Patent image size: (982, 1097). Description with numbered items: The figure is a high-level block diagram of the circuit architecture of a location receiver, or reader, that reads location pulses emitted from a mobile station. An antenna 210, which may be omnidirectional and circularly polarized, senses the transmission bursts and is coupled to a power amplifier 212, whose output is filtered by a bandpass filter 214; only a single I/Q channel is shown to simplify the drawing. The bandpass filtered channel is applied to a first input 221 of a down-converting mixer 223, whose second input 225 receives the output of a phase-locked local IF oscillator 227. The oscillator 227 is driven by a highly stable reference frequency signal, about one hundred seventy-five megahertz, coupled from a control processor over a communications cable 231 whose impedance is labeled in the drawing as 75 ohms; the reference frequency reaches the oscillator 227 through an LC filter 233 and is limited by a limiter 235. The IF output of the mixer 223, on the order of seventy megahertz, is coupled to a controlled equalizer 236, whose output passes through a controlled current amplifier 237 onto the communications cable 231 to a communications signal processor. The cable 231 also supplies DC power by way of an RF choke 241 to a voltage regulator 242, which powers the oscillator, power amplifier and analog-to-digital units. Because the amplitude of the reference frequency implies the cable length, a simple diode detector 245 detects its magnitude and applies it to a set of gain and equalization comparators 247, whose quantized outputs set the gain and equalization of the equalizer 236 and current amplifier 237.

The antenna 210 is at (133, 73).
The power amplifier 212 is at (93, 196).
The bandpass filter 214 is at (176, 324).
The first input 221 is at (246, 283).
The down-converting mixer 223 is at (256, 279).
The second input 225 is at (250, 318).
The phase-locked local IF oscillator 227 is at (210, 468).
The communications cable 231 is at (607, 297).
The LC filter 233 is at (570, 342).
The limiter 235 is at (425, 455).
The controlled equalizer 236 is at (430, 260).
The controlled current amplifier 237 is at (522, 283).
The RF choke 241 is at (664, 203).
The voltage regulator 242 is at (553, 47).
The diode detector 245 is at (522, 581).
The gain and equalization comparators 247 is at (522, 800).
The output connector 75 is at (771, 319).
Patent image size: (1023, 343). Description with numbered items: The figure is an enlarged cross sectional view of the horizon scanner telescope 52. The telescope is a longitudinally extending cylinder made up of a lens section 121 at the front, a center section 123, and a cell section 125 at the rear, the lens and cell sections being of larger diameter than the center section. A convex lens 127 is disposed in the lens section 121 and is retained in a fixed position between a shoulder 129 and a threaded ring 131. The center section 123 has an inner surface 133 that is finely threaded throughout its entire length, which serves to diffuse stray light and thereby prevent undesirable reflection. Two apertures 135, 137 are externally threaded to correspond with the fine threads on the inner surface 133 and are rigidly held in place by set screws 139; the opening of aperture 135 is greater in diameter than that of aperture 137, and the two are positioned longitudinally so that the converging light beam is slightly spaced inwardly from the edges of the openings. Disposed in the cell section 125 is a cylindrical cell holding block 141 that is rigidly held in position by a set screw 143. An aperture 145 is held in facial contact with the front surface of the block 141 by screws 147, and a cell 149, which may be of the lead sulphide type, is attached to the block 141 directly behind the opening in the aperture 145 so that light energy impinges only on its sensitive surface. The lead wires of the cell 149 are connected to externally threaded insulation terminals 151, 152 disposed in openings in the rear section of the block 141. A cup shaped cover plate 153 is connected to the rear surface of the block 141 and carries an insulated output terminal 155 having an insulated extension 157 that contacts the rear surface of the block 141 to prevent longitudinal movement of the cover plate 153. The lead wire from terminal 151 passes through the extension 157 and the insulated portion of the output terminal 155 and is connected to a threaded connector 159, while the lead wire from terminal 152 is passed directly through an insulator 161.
*****
• **WHAT TO WORK ON**: Can you render the items, from the very first line through the line with "The diode detector 245 is at (522, 581).", as a Markdown table with the columns Row and Line? Number each row and leave out blank lines.

• **PROBLEM SOLUTION**:
| Row | Line |
|---|---|
| 1 | Patent image size: (982, 1097). Description with numbered items: The figure is a high-level block diagram of the circuit architecture of a location receiver, or reader, that reads location pulses emitted from a mobile station. An antenna 210, which may be omnidirectional and circularly polarized, senses the transmission bursts and is coupled to a power amplifier 212, whose output is filtered by a bandpass filter 214; only a single I/Q channel is shown to simplify the drawing. The bandpass filtered channel is applied to a first input 221 of a down-converting mixer 223, whose second input 225 receives the output of a phase-locked local IF oscillator 227. The oscillator 227 is driven by a highly stable reference frequency signal, about one hundred seventy-five megahertz, coupled from a control processor over a communications cable 231 whose impedance is labeled in the drawing as 75 ohms; the reference frequency reaches the oscillator 227 through an LC filter 233 and is limited by a limiter 235. The IF output of the mixer 223, on the order of seventy megahertz, is coupled to a controlled equalizer 236, whose output passes through a controlled current amplifier 237 onto the communications cable 231 to a communications signal processor. The cable 231 also supplies DC power by way of an RF choke 241 to a voltage regulator 242, which powers the oscillator, power amplifier and analog-to-digital units. Because the amplitude of the reference frequency implies the cable length, a simple diode detector 245 detects its magnitude and applies it to a set of gain and equalization comparators 247, whose quantized outputs set the gain and equalization of the equalizer 236 and current amplifier 237. |
| 2 | The antenna 210 is at (133, 73). |
| 3 | The power amplifier 212 is at (93, 196). |
| 4 | The bandpass filter 214 is at (176, 324). |
| 5 | The first input 221 is at (246, 283). |
| 6 | The down-converting mixer 223 is at (256, 279). |
| 7 | The second input 225 is at (250, 318). |
| 8 | The phase-locked local IF oscillator 227 is at (210, 468). |
| 9 | The communications cable 231 is at (607, 297). |
| 10 | The LC filter 233 is at (570, 342). |
| 11 | The limiter 235 is at (425, 455). |
| 12 | The controlled equalizer 236 is at (430, 260). |
| 13 | The controlled current amplifier 237 is at (522, 283). |
| 14 | The RF choke 241 is at (664, 203). |
| 15 | The voltage regulator 242 is at (553, 47). |
| 16 | The diode detector 245 is at (522, 581). |